■ **TASK OBJECTIVE**
Of the lines in the entries, how many hold the word "this"? Give that number alone.

Figure contents as structured data
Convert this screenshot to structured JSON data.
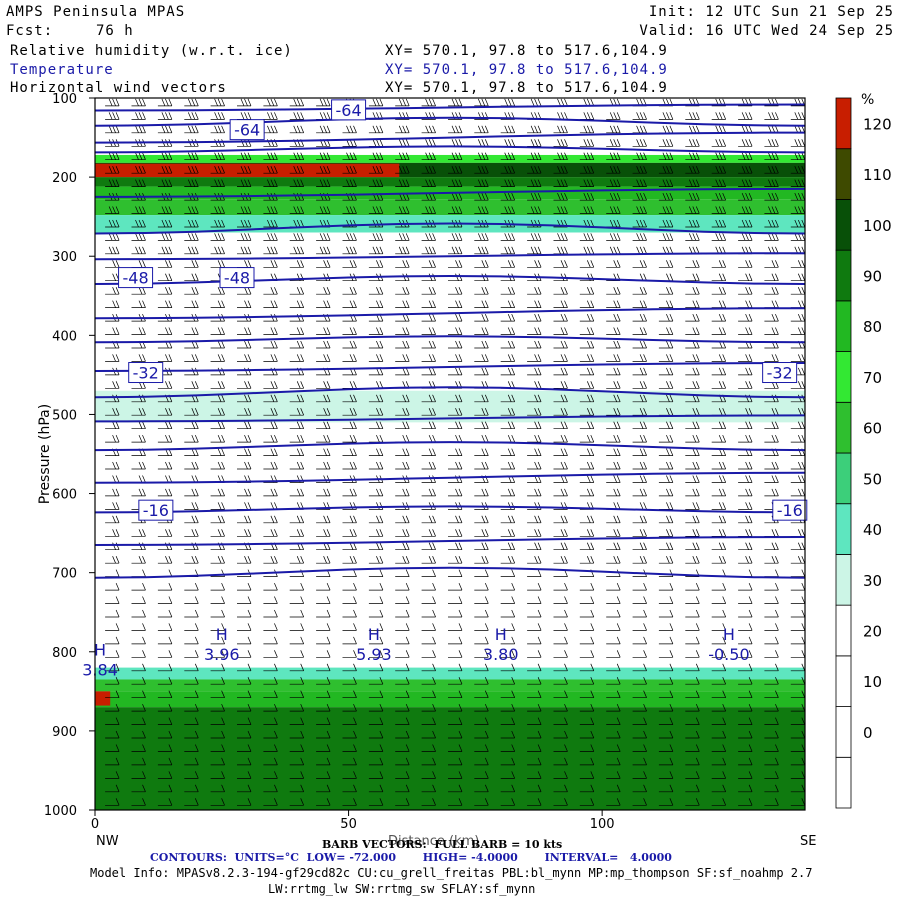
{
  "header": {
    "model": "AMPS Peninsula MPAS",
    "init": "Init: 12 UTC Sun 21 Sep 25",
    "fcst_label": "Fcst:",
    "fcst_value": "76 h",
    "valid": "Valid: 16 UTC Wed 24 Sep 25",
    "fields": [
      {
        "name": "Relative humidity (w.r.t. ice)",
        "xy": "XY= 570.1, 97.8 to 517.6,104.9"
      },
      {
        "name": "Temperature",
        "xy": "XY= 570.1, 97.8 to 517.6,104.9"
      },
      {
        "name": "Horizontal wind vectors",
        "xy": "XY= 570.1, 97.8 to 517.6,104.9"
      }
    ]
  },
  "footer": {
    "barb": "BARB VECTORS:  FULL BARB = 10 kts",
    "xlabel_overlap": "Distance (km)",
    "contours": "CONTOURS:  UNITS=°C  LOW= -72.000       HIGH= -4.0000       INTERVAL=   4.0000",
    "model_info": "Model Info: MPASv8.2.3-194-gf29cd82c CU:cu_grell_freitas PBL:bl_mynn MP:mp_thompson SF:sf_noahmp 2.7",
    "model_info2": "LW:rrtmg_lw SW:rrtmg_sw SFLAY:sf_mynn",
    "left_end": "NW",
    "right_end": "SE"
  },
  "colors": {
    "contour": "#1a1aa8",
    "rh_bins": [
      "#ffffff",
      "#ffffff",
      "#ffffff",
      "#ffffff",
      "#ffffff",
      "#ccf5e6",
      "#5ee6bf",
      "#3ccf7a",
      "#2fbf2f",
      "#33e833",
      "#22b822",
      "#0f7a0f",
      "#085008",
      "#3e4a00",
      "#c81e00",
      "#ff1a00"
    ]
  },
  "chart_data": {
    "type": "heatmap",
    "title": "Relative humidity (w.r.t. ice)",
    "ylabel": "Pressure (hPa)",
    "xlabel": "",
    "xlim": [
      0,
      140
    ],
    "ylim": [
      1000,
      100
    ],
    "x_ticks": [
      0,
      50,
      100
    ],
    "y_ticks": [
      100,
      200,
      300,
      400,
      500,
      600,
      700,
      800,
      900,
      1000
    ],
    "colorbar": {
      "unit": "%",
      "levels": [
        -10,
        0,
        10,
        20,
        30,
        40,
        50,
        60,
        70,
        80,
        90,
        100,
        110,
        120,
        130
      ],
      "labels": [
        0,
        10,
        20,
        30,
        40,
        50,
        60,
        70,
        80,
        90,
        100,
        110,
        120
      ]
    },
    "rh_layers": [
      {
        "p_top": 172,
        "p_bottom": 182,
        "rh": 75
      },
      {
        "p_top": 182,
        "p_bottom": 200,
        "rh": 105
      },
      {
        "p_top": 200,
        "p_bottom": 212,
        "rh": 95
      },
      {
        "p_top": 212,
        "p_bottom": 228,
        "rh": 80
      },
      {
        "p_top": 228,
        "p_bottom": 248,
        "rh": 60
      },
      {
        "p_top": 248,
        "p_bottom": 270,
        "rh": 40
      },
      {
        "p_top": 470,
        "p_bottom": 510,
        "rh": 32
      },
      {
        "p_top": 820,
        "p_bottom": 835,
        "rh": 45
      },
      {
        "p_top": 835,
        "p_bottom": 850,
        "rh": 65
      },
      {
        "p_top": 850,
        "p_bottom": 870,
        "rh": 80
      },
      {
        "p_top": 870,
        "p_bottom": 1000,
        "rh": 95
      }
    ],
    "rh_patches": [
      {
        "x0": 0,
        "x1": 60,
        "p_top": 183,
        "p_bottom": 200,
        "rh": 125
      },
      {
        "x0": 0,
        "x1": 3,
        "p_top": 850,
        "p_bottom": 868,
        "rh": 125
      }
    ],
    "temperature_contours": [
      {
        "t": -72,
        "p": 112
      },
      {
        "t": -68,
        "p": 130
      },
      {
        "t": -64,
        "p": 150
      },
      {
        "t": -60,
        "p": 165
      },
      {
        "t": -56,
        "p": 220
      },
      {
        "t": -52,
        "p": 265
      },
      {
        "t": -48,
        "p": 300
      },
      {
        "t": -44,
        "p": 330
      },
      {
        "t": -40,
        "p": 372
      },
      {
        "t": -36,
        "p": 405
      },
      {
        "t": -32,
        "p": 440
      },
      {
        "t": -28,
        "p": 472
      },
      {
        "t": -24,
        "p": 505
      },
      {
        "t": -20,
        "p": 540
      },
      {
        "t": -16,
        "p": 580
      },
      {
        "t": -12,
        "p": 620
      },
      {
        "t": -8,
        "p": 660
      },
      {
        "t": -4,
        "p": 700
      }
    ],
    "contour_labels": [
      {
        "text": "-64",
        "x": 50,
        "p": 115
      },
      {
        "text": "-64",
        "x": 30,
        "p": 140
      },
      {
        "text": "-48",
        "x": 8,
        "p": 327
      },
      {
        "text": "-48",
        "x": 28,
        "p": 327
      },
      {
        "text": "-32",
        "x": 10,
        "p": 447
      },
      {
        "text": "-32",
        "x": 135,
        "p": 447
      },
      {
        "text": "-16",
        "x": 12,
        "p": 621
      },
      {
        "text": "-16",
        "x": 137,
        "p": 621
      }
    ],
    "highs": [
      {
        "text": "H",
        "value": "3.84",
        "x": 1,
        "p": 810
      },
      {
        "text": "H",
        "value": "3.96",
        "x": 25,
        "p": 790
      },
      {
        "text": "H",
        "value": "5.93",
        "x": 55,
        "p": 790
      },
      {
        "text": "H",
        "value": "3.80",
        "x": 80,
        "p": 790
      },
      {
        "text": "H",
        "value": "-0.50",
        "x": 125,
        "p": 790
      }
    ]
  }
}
* * *
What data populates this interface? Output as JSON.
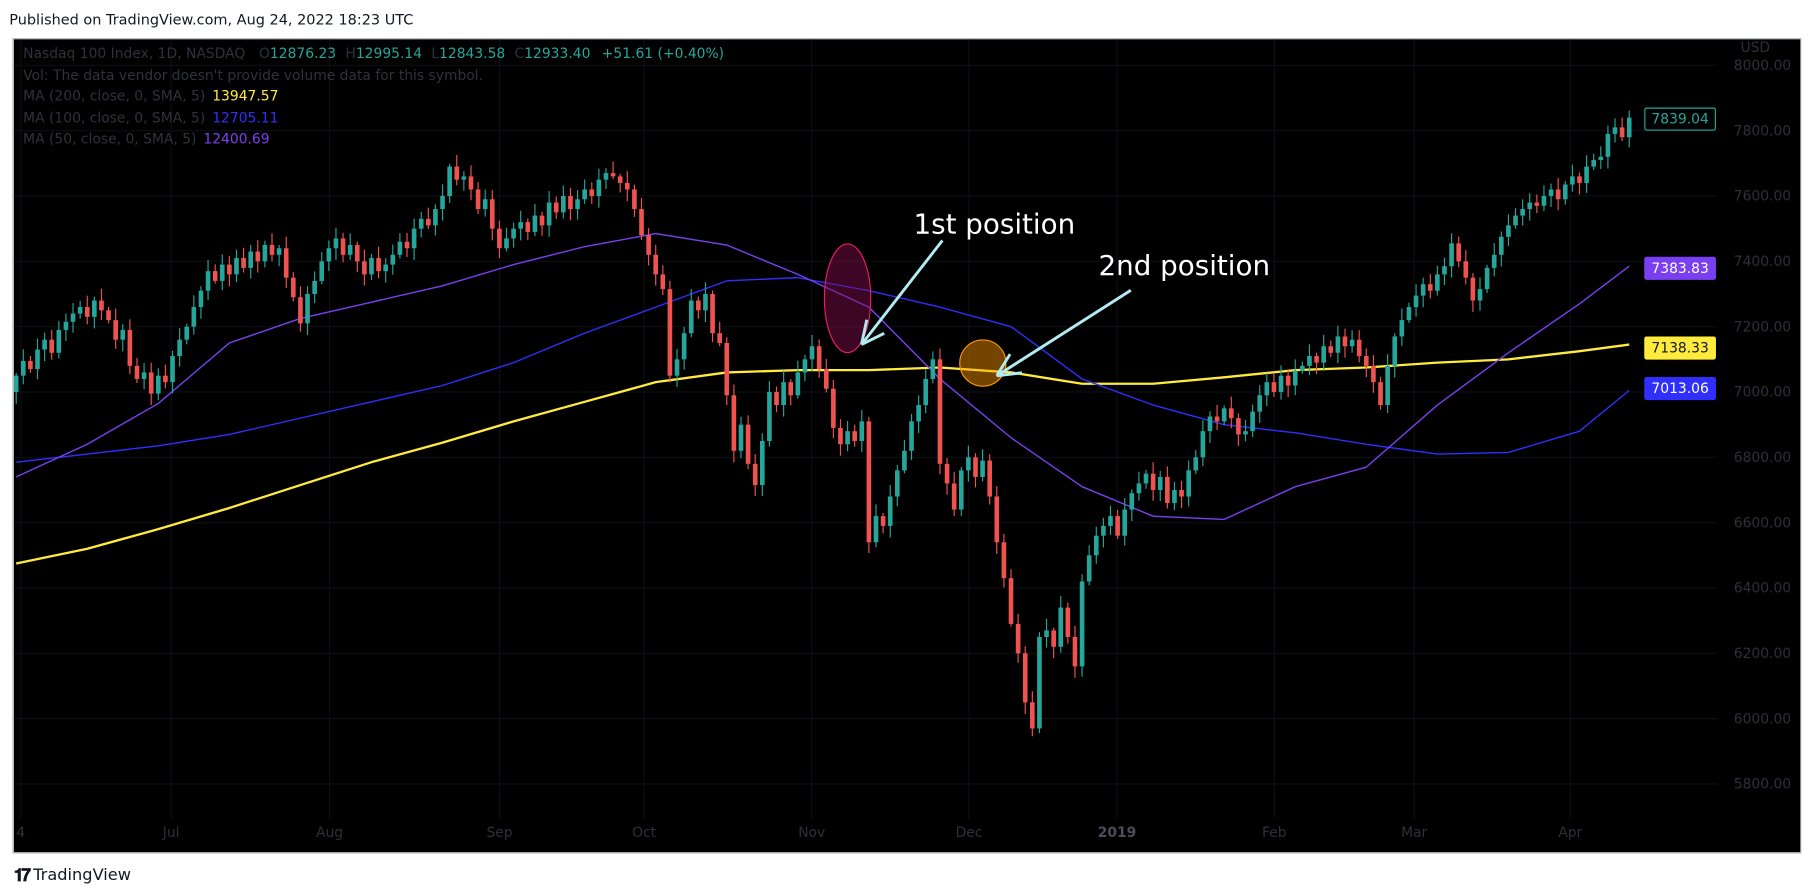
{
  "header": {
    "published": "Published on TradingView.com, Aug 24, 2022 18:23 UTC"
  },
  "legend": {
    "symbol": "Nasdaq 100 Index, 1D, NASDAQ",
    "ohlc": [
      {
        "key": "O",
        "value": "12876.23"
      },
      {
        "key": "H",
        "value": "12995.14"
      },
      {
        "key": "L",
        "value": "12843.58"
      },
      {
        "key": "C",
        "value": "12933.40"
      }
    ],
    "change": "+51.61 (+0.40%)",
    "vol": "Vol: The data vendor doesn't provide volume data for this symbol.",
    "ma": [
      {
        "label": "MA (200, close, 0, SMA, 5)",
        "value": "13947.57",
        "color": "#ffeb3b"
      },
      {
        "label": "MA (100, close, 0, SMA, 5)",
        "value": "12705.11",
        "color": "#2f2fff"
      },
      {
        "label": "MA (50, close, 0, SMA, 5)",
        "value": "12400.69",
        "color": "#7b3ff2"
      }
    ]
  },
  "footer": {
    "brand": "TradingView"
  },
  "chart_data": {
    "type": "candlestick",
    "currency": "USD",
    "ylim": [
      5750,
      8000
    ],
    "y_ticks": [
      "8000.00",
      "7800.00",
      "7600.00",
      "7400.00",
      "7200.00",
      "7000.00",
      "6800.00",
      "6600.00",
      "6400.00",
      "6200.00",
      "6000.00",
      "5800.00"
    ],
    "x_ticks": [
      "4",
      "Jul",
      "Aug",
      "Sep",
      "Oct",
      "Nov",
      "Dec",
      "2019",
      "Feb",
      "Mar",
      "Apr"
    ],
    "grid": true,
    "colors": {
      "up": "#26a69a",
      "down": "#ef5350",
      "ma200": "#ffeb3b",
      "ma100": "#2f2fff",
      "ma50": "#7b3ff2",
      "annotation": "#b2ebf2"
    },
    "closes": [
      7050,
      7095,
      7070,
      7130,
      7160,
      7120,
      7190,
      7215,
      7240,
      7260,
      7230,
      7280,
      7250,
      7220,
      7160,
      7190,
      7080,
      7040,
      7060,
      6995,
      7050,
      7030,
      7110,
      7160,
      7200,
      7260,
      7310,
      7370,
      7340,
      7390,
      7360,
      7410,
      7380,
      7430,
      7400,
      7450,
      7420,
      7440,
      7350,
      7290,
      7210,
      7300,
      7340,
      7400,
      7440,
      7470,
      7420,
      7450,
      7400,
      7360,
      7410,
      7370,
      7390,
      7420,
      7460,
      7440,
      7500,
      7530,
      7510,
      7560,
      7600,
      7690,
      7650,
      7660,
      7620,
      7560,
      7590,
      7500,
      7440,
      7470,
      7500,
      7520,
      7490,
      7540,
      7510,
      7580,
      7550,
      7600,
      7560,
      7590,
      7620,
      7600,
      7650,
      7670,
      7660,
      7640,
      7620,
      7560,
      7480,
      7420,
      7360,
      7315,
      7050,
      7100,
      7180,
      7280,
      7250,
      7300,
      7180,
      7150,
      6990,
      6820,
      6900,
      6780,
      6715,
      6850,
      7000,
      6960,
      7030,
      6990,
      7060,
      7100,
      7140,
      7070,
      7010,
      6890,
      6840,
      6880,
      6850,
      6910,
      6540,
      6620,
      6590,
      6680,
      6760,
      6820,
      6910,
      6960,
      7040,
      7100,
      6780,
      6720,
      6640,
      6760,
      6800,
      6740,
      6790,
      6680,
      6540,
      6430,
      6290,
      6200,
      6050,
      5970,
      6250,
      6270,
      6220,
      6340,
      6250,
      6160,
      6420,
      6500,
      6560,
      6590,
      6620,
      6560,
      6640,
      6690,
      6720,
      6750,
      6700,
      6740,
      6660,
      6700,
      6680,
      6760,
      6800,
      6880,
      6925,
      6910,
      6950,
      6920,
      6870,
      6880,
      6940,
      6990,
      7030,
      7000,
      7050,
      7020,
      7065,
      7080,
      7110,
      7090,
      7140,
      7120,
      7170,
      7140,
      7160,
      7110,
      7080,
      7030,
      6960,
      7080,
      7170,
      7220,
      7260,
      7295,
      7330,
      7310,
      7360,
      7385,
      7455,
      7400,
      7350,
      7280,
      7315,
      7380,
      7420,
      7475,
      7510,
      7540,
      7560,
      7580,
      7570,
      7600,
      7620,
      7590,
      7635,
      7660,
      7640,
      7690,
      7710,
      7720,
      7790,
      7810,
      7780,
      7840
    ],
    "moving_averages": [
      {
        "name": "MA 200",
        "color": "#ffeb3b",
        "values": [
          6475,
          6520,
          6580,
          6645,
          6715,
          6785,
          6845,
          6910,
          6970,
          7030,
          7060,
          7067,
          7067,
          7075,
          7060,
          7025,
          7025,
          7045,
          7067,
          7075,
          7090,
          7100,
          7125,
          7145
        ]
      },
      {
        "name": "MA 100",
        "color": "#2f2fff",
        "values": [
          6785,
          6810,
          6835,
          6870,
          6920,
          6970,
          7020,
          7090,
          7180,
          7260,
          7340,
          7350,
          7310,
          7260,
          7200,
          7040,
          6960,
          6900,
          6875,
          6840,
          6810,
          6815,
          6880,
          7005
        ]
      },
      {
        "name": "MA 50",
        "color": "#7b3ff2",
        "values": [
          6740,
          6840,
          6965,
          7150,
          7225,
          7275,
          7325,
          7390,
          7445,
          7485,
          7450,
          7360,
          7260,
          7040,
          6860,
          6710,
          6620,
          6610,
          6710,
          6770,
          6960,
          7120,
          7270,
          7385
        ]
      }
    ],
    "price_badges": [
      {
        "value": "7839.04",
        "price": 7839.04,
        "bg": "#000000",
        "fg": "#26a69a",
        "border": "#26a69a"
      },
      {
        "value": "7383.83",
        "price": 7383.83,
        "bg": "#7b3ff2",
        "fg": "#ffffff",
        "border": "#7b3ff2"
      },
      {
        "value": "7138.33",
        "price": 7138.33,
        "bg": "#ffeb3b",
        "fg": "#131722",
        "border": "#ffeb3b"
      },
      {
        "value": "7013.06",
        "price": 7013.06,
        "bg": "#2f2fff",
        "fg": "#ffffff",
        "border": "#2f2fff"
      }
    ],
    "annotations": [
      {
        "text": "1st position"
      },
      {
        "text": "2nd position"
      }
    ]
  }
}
* * *
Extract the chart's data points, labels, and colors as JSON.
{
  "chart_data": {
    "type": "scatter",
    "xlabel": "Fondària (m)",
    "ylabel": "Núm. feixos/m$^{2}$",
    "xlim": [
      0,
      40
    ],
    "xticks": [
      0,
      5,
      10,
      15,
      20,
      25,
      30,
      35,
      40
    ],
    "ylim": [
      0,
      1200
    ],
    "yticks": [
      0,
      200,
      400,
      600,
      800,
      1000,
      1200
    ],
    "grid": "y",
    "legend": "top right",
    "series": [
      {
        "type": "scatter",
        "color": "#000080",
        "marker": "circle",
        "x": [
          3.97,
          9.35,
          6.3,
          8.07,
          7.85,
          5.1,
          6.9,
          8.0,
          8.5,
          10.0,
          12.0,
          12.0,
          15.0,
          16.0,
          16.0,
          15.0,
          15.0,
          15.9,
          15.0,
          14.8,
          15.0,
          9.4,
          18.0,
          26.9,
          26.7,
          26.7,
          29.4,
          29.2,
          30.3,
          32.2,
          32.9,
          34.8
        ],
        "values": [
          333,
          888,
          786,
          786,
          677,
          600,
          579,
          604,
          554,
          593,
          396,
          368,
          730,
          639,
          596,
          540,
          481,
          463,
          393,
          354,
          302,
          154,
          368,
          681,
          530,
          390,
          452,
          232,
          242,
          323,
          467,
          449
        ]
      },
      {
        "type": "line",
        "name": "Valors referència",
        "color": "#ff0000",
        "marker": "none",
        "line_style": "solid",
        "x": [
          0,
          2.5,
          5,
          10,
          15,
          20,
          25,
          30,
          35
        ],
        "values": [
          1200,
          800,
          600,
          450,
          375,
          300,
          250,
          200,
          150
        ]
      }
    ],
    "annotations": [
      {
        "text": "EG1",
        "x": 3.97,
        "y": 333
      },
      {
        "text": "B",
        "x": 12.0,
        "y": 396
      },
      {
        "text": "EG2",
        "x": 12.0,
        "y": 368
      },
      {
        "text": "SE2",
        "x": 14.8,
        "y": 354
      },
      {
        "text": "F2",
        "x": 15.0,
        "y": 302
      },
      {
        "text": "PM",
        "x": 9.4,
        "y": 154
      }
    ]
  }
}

■ **RESPONSE TO THE EXERCISE**
3